WHAT TO PRODUCE> Below are the records; locate each line with the word "this" and copy it.

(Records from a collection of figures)

........

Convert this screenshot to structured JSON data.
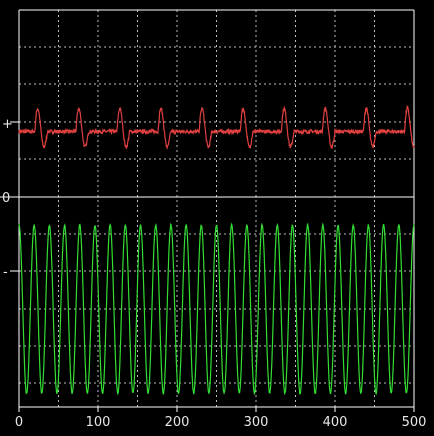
{
  "chart_data": {
    "type": "line",
    "title": "",
    "xlabel": "",
    "ylabel": "",
    "xlim": [
      0,
      500
    ],
    "x_ticks": [
      0,
      100,
      200,
      300,
      400,
      500
    ],
    "x_tick_labels": [
      "0",
      "100",
      "200",
      "300",
      "400",
      "500"
    ],
    "y_side_labels": {
      "plus": "+",
      "zero": "0",
      "minus": "-"
    },
    "grid": true,
    "background": "#000000",
    "grid_color": "#bdbdbd",
    "zero_line_color": "#ffffff",
    "series": [
      {
        "color": "#e04040",
        "kind": "pulse-train",
        "baseline_level": 0.35,
        "pulse_amplitude": 0.15,
        "pulse_period": 52,
        "first_pulse_x": 20,
        "noise": 0.01
      },
      {
        "color": "#33dd33",
        "kind": "sine",
        "center_level": -0.6,
        "amplitude": 0.45,
        "cycles": 26,
        "noise": 0.005
      }
    ]
  }
}
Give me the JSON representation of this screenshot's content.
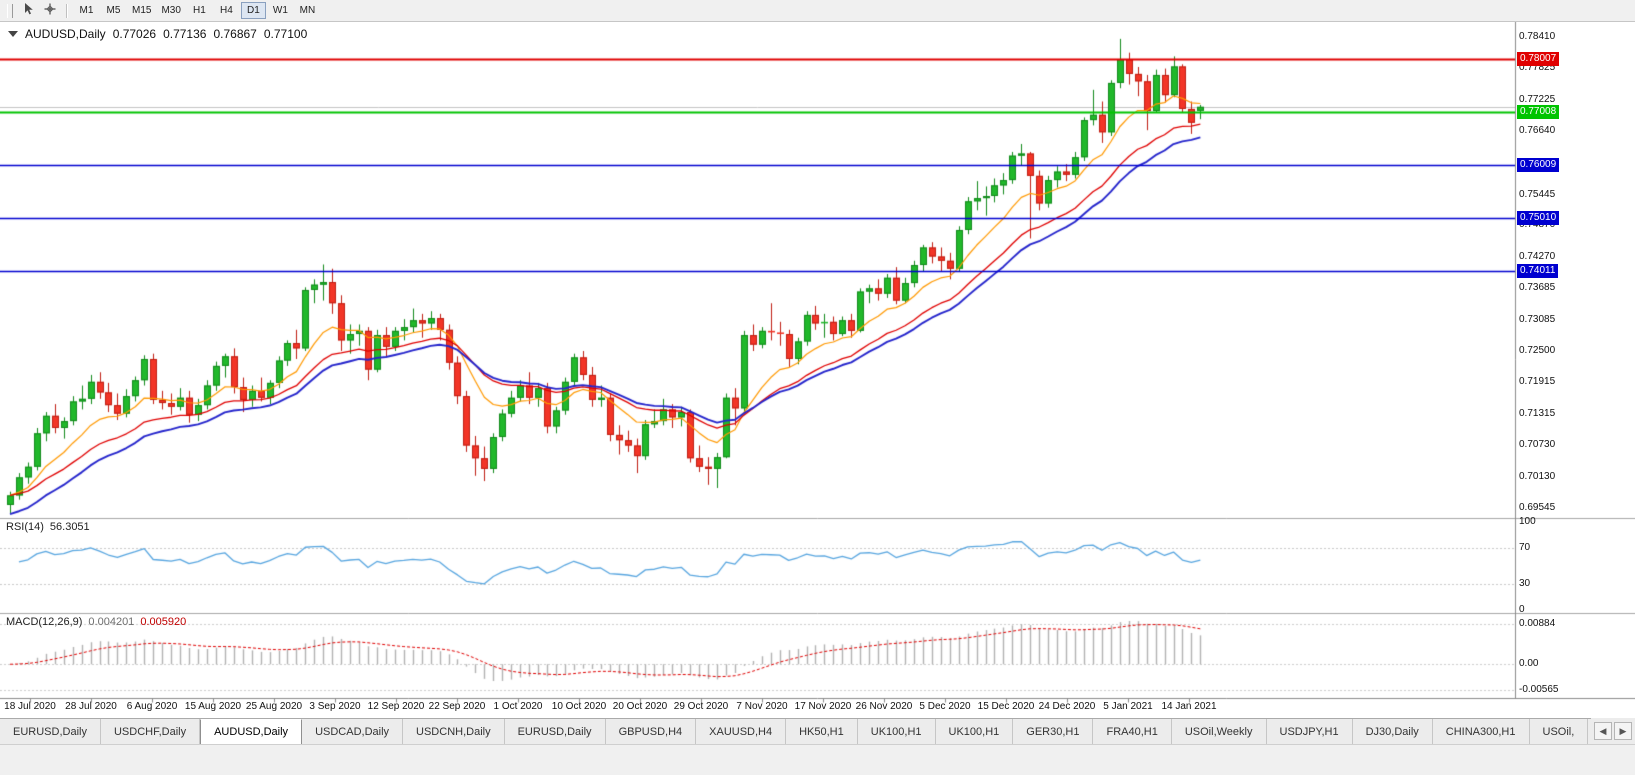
{
  "toolbar": {
    "timeframes": [
      "M1",
      "M5",
      "M15",
      "M30",
      "H1",
      "H4",
      "D1",
      "W1",
      "MN"
    ],
    "active_timeframe": "D1"
  },
  "chart": {
    "symbol_title": "AUDUSD,Daily",
    "open": "0.77026",
    "high": "0.77136",
    "low": "0.76867",
    "close": "0.77100",
    "hlines": [
      {
        "label": "0.78007",
        "color": "#e00000",
        "width": 2
      },
      {
        "label": "0.77008",
        "color": "#00c400",
        "width": 2
      },
      {
        "label": "0.76009",
        "color": "#0000d0",
        "width": 1.5
      },
      {
        "label": "0.75010",
        "color": "#0000d0",
        "width": 1.5
      },
      {
        "label": "0.74011",
        "color": "#0000d0",
        "width": 1.5
      }
    ],
    "date_labels": [
      "18 Jul 2020",
      "28 Jul 2020",
      "6 Aug 2020",
      "15 Aug 2020",
      "25 Aug 2020",
      "3 Sep 2020",
      "12 Sep 2020",
      "22 Sep 2020",
      "1 Oct 2020",
      "10 Oct 2020",
      "20 Oct 2020",
      "29 Oct 2020",
      "7 Nov 2020",
      "17 Nov 2020",
      "26 Nov 2020",
      "5 Dec 2020",
      "15 Dec 2020",
      "24 Dec 2020",
      "5 Jan 2021",
      "14 Jan 2021"
    ]
  },
  "rsi": {
    "label": "RSI(14)",
    "value": "56.3051",
    "scale_labels": [
      "100",
      "70",
      "30",
      "0"
    ],
    "levels": [
      70,
      30
    ]
  },
  "macd": {
    "label": "MACD(12,26,9)",
    "value_main": "0.004201",
    "value_signal": "0.005920",
    "scale_labels": [
      "0.00884",
      "0.00",
      "-0.00565"
    ]
  },
  "tabs": {
    "items": [
      "EURUSD,Daily",
      "USDCHF,Daily",
      "AUDUSD,Daily",
      "USDCAD,Daily",
      "USDCNH,Daily",
      "EURUSD,Daily",
      "GBPUSD,H4",
      "XAUUSD,H4",
      "HK50,H1",
      "UK100,H1",
      "UK100,H1",
      "GER30,H1",
      "FRA40,H1",
      "USOil,Weekly",
      "USDJPY,H1",
      "DJ30,Daily",
      "CHINA300,H1",
      "USOil,"
    ],
    "active_index": 2,
    "scroll_left_glyph": "◀",
    "scroll_right_glyph": "▶"
  },
  "chart_data": {
    "type": "candlestick",
    "symbol": "AUDUSD",
    "timeframe": "Daily",
    "title": "AUDUSD,Daily 0.77026 0.77136 0.76867 0.77100",
    "current_price": 0.771,
    "price_axis": {
      "min": 0.6943,
      "max": 0.7866,
      "tick_labels": [
        "0.78410",
        "0.77825",
        "0.77225",
        "0.76640",
        "0.75445",
        "0.74870",
        "0.74270",
        "0.73685",
        "0.73085",
        "0.72500",
        "0.71915",
        "0.71315",
        "0.70730",
        "0.70130",
        "0.69545"
      ]
    },
    "colors": {
      "up": "#21b82b",
      "up_edge": "#128a1b",
      "down": "#f23527",
      "down_edge": "#bf1d12",
      "rsi_line": "#58a6e0",
      "macd_hist": "#b2b2b2",
      "macd_signal": "#e00000",
      "current_price_line": "#c4c4c4"
    },
    "moving_averages": [
      {
        "name": "fast",
        "period": 10,
        "color": "#ff9900"
      },
      {
        "name": "mid",
        "period": 20,
        "color": "#e00000"
      },
      {
        "name": "slow",
        "period": 25,
        "color": "#2525cc",
        "seed": 0.694
      }
    ],
    "indicators": {
      "rsi": {
        "period": 14,
        "current": 56.3051,
        "levels": [
          70,
          30
        ]
      },
      "macd": {
        "fast": 12,
        "slow": 26,
        "signal": 9,
        "current_main": 0.004201,
        "current_signal": 0.00592
      }
    },
    "candles_ohlc": [
      [
        0.696,
        0.6985,
        0.6945,
        0.6978
      ],
      [
        0.6978,
        0.702,
        0.697,
        0.7012
      ],
      [
        0.7012,
        0.704,
        0.7,
        0.7032
      ],
      [
        0.7032,
        0.7105,
        0.7025,
        0.7095
      ],
      [
        0.7095,
        0.7135,
        0.708,
        0.7128
      ],
      [
        0.7128,
        0.715,
        0.7095,
        0.7105
      ],
      [
        0.7105,
        0.7125,
        0.7085,
        0.7118
      ],
      [
        0.7118,
        0.7165,
        0.711,
        0.7155
      ],
      [
        0.7155,
        0.7185,
        0.714,
        0.716
      ],
      [
        0.716,
        0.7205,
        0.715,
        0.7192
      ],
      [
        0.7192,
        0.721,
        0.716,
        0.7172
      ],
      [
        0.7172,
        0.719,
        0.7135,
        0.7148
      ],
      [
        0.7148,
        0.717,
        0.712,
        0.7132
      ],
      [
        0.7132,
        0.7178,
        0.7125,
        0.7165
      ],
      [
        0.7165,
        0.7202,
        0.7155,
        0.7195
      ],
      [
        0.7195,
        0.7242,
        0.7185,
        0.7235
      ],
      [
        0.7235,
        0.7245,
        0.715,
        0.7158
      ],
      [
        0.7158,
        0.7175,
        0.714,
        0.7152
      ],
      [
        0.7152,
        0.717,
        0.713,
        0.7145
      ],
      [
        0.7145,
        0.718,
        0.7138,
        0.7162
      ],
      [
        0.7162,
        0.7175,
        0.7115,
        0.713
      ],
      [
        0.713,
        0.716,
        0.7118,
        0.7148
      ],
      [
        0.7148,
        0.7195,
        0.714,
        0.7185
      ],
      [
        0.7185,
        0.723,
        0.7175,
        0.7222
      ],
      [
        0.7222,
        0.7245,
        0.72,
        0.724
      ],
      [
        0.724,
        0.7255,
        0.717,
        0.7182
      ],
      [
        0.7182,
        0.72,
        0.7135,
        0.7158
      ],
      [
        0.7158,
        0.7185,
        0.7145,
        0.7175
      ],
      [
        0.7175,
        0.72,
        0.7155,
        0.7162
      ],
      [
        0.7162,
        0.7195,
        0.715,
        0.719
      ],
      [
        0.719,
        0.724,
        0.718,
        0.7232
      ],
      [
        0.7232,
        0.727,
        0.7222,
        0.7265
      ],
      [
        0.7265,
        0.729,
        0.7235,
        0.7255
      ],
      [
        0.7255,
        0.737,
        0.725,
        0.7365
      ],
      [
        0.7365,
        0.7385,
        0.734,
        0.7375
      ],
      [
        0.7375,
        0.7413,
        0.7345,
        0.738
      ],
      [
        0.738,
        0.7405,
        0.732,
        0.734
      ],
      [
        0.734,
        0.7355,
        0.725,
        0.727
      ],
      [
        0.727,
        0.73,
        0.7245,
        0.7282
      ],
      [
        0.7282,
        0.73,
        0.726,
        0.7288
      ],
      [
        0.7288,
        0.7295,
        0.7195,
        0.7215
      ],
      [
        0.7215,
        0.729,
        0.721,
        0.728
      ],
      [
        0.728,
        0.7295,
        0.724,
        0.7258
      ],
      [
        0.7258,
        0.7295,
        0.725,
        0.7288
      ],
      [
        0.7288,
        0.731,
        0.727,
        0.7295
      ],
      [
        0.7295,
        0.733,
        0.7285,
        0.7308
      ],
      [
        0.7308,
        0.732,
        0.7275,
        0.7302
      ],
      [
        0.7302,
        0.7325,
        0.729,
        0.7312
      ],
      [
        0.7312,
        0.732,
        0.727,
        0.729
      ],
      [
        0.729,
        0.73,
        0.7215,
        0.7228
      ],
      [
        0.7228,
        0.724,
        0.715,
        0.7165
      ],
      [
        0.7165,
        0.7175,
        0.706,
        0.7072
      ],
      [
        0.7072,
        0.709,
        0.7015,
        0.7048
      ],
      [
        0.7048,
        0.707,
        0.7005,
        0.7028
      ],
      [
        0.7028,
        0.7095,
        0.702,
        0.7088
      ],
      [
        0.7088,
        0.714,
        0.708,
        0.7132
      ],
      [
        0.7132,
        0.7175,
        0.7125,
        0.7162
      ],
      [
        0.7162,
        0.7195,
        0.7155,
        0.7185
      ],
      [
        0.7185,
        0.721,
        0.715,
        0.7162
      ],
      [
        0.7162,
        0.719,
        0.7145,
        0.718
      ],
      [
        0.718,
        0.719,
        0.7095,
        0.7108
      ],
      [
        0.7108,
        0.7145,
        0.7095,
        0.7138
      ],
      [
        0.7138,
        0.72,
        0.713,
        0.7192
      ],
      [
        0.7192,
        0.7245,
        0.7185,
        0.7238
      ],
      [
        0.7238,
        0.725,
        0.7195,
        0.7205
      ],
      [
        0.7205,
        0.722,
        0.7145,
        0.7158
      ],
      [
        0.7158,
        0.7185,
        0.7145,
        0.7162
      ],
      [
        0.7162,
        0.717,
        0.708,
        0.7092
      ],
      [
        0.7092,
        0.711,
        0.7055,
        0.7082
      ],
      [
        0.7082,
        0.71,
        0.706,
        0.7072
      ],
      [
        0.7072,
        0.7085,
        0.702,
        0.7052
      ],
      [
        0.7052,
        0.712,
        0.7045,
        0.7112
      ],
      [
        0.7112,
        0.714,
        0.7105,
        0.7118
      ],
      [
        0.7118,
        0.716,
        0.711,
        0.714
      ],
      [
        0.714,
        0.715,
        0.7105,
        0.7125
      ],
      [
        0.7125,
        0.7145,
        0.7108,
        0.7135
      ],
      [
        0.7135,
        0.714,
        0.704,
        0.7048
      ],
      [
        0.7048,
        0.7072,
        0.7022,
        0.7032
      ],
      [
        0.7032,
        0.705,
        0.6998,
        0.7028
      ],
      [
        0.7028,
        0.7058,
        0.6992,
        0.705
      ],
      [
        0.705,
        0.717,
        0.7048,
        0.7162
      ],
      [
        0.7162,
        0.718,
        0.711,
        0.7142
      ],
      [
        0.7142,
        0.7288,
        0.7135,
        0.728
      ],
      [
        0.728,
        0.73,
        0.725,
        0.7262
      ],
      [
        0.7262,
        0.7295,
        0.7255,
        0.7288
      ],
      [
        0.7288,
        0.734,
        0.727,
        0.7285
      ],
      [
        0.7285,
        0.7305,
        0.726,
        0.7282
      ],
      [
        0.7282,
        0.729,
        0.722,
        0.7235
      ],
      [
        0.7235,
        0.7275,
        0.7225,
        0.7268
      ],
      [
        0.7268,
        0.7325,
        0.726,
        0.7318
      ],
      [
        0.7318,
        0.7335,
        0.729,
        0.7302
      ],
      [
        0.7302,
        0.732,
        0.7275,
        0.7305
      ],
      [
        0.7305,
        0.7315,
        0.727,
        0.7282
      ],
      [
        0.7282,
        0.7315,
        0.7278,
        0.7308
      ],
      [
        0.7308,
        0.732,
        0.7275,
        0.7288
      ],
      [
        0.7288,
        0.7368,
        0.7285,
        0.7362
      ],
      [
        0.7362,
        0.7375,
        0.734,
        0.7368
      ],
      [
        0.7368,
        0.7385,
        0.7345,
        0.7358
      ],
      [
        0.7358,
        0.7395,
        0.735,
        0.7388
      ],
      [
        0.7388,
        0.7408,
        0.7338,
        0.7345
      ],
      [
        0.7345,
        0.7388,
        0.734,
        0.7378
      ],
      [
        0.7378,
        0.742,
        0.737,
        0.7412
      ],
      [
        0.7412,
        0.745,
        0.74,
        0.7445
      ],
      [
        0.7445,
        0.7455,
        0.7415,
        0.7428
      ],
      [
        0.7428,
        0.7445,
        0.74,
        0.742
      ],
      [
        0.742,
        0.7435,
        0.7385,
        0.7405
      ],
      [
        0.7405,
        0.7485,
        0.74,
        0.7478
      ],
      [
        0.7478,
        0.754,
        0.747,
        0.7532
      ],
      [
        0.7532,
        0.757,
        0.7515,
        0.7538
      ],
      [
        0.7538,
        0.756,
        0.7505,
        0.7542
      ],
      [
        0.7542,
        0.7575,
        0.753,
        0.7562
      ],
      [
        0.7562,
        0.7585,
        0.7545,
        0.7572
      ],
      [
        0.7572,
        0.7625,
        0.7565,
        0.7618
      ],
      [
        0.7618,
        0.764,
        0.76,
        0.7622
      ],
      [
        0.7622,
        0.7625,
        0.7462,
        0.758
      ],
      [
        0.758,
        0.759,
        0.7515,
        0.7528
      ],
      [
        0.7528,
        0.758,
        0.752,
        0.7572
      ],
      [
        0.7572,
        0.7598,
        0.7558,
        0.7588
      ],
      [
        0.7588,
        0.7602,
        0.757,
        0.7582
      ],
      [
        0.7582,
        0.7625,
        0.7575,
        0.7615
      ],
      [
        0.7615,
        0.769,
        0.7608,
        0.7685
      ],
      [
        0.7685,
        0.7742,
        0.7675,
        0.7695
      ],
      [
        0.7695,
        0.772,
        0.7642,
        0.7662
      ],
      [
        0.7662,
        0.776,
        0.7655,
        0.7755
      ],
      [
        0.7755,
        0.7838,
        0.7745,
        0.78
      ],
      [
        0.78,
        0.7812,
        0.7752,
        0.7772
      ],
      [
        0.7772,
        0.7785,
        0.773,
        0.7758
      ],
      [
        0.7758,
        0.777,
        0.7666,
        0.7702
      ],
      [
        0.7702,
        0.778,
        0.77,
        0.777
      ],
      [
        0.777,
        0.7782,
        0.7718,
        0.7732
      ],
      [
        0.7732,
        0.7805,
        0.7728,
        0.7786
      ],
      [
        0.7786,
        0.779,
        0.77,
        0.7706
      ],
      [
        0.7706,
        0.772,
        0.7659,
        0.768
      ],
      [
        0.77026,
        0.77136,
        0.76867,
        0.771
      ]
    ]
  }
}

........

EXERCISE RESPONSE>
Convert this screenshot to structured JSON data.
Give me the JSON representation of this screenshot's content.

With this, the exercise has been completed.